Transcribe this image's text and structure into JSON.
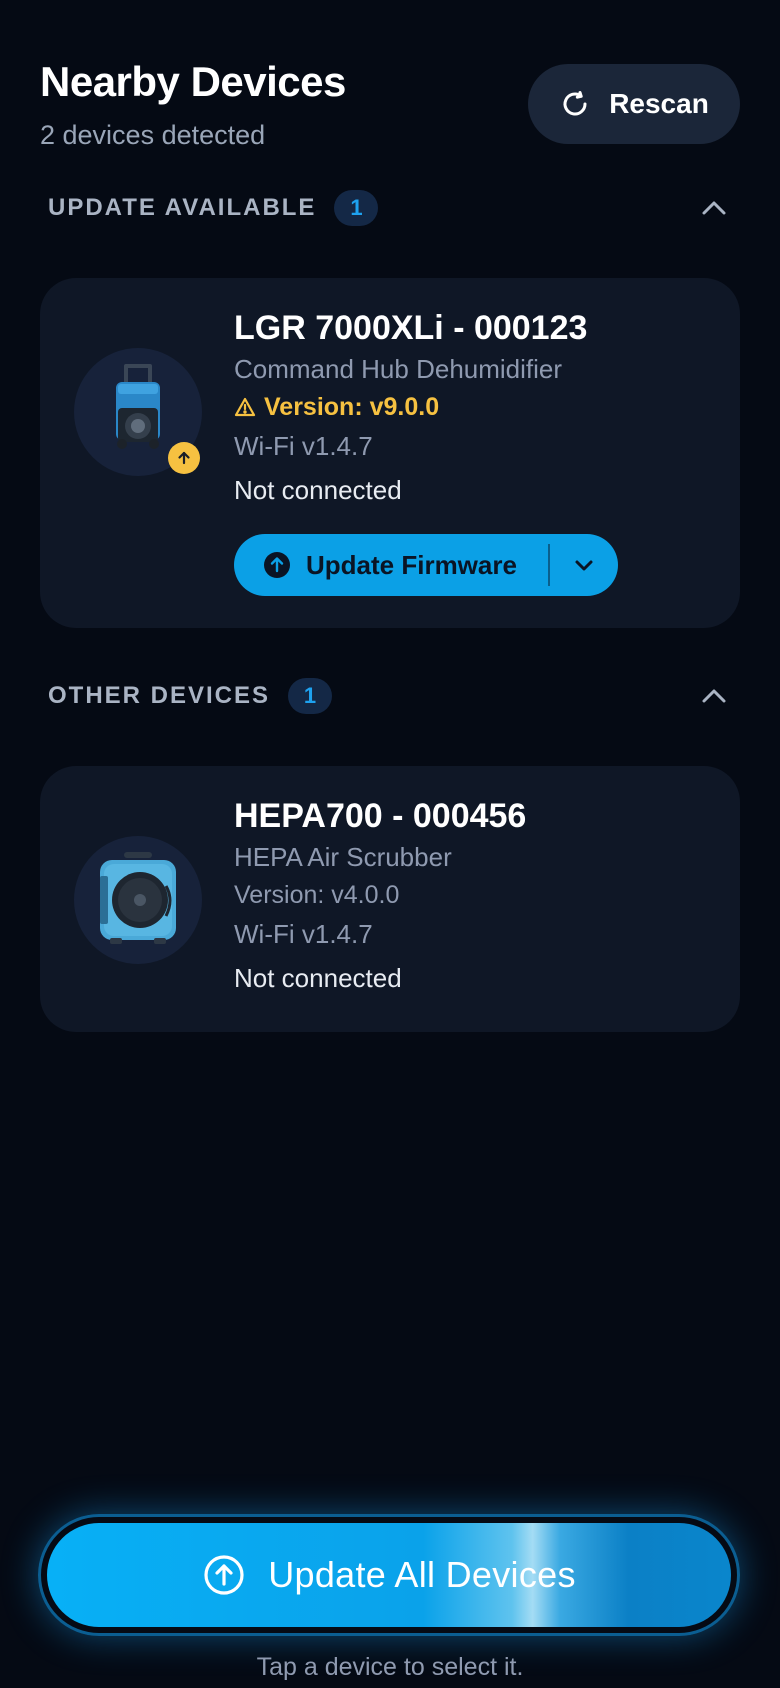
{
  "header": {
    "title": "Nearby Devices",
    "subtitle": "2 devices detected",
    "rescan_label": "Rescan",
    "rescan_icon": "refresh-icon"
  },
  "sections": {
    "update_available": {
      "label": "UPDATE AVAILABLE",
      "count": "1",
      "collapse_icon": "chevron-up-icon"
    },
    "other_devices": {
      "label": "OTHER DEVICES",
      "count": "1",
      "collapse_icon": "chevron-up-icon"
    }
  },
  "devices": [
    {
      "name": "LGR 7000XLi - 000123",
      "type": "Command Hub Dehumidifier",
      "version": "Version: v9.0.0",
      "version_warning_icon": "warning-icon",
      "wifi": "Wi-Fi v1.4.7",
      "status": "Not connected",
      "badge_icon": "update-arrow-icon",
      "action_label": "Update Firmware",
      "action_icon": "upload-circle-icon",
      "menu_icon": "chevron-down-icon"
    },
    {
      "name": "HEPA700 - 000456",
      "type": "HEPA Air Scrubber",
      "version": "Version: v4.0.0",
      "wifi": "Wi-Fi v1.4.7",
      "status": "Not connected"
    }
  ],
  "footer": {
    "cta_label": "Update All Devices",
    "cta_icon": "upload-circle-icon",
    "hint": "Tap a device to select it."
  },
  "colors": {
    "background": "#050a14",
    "card": "#0f1726",
    "accent": "#0ba0e6",
    "warning": "#f6c141",
    "muted_text": "#8f9ab0"
  }
}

GOAL ▸ Copy all lines in the listing above where the string "circle" appears.

SOLUTION TO THE EXERCISE ▸
      "action_icon": "upload-circle-icon",
    "cta_icon": "upload-circle-icon",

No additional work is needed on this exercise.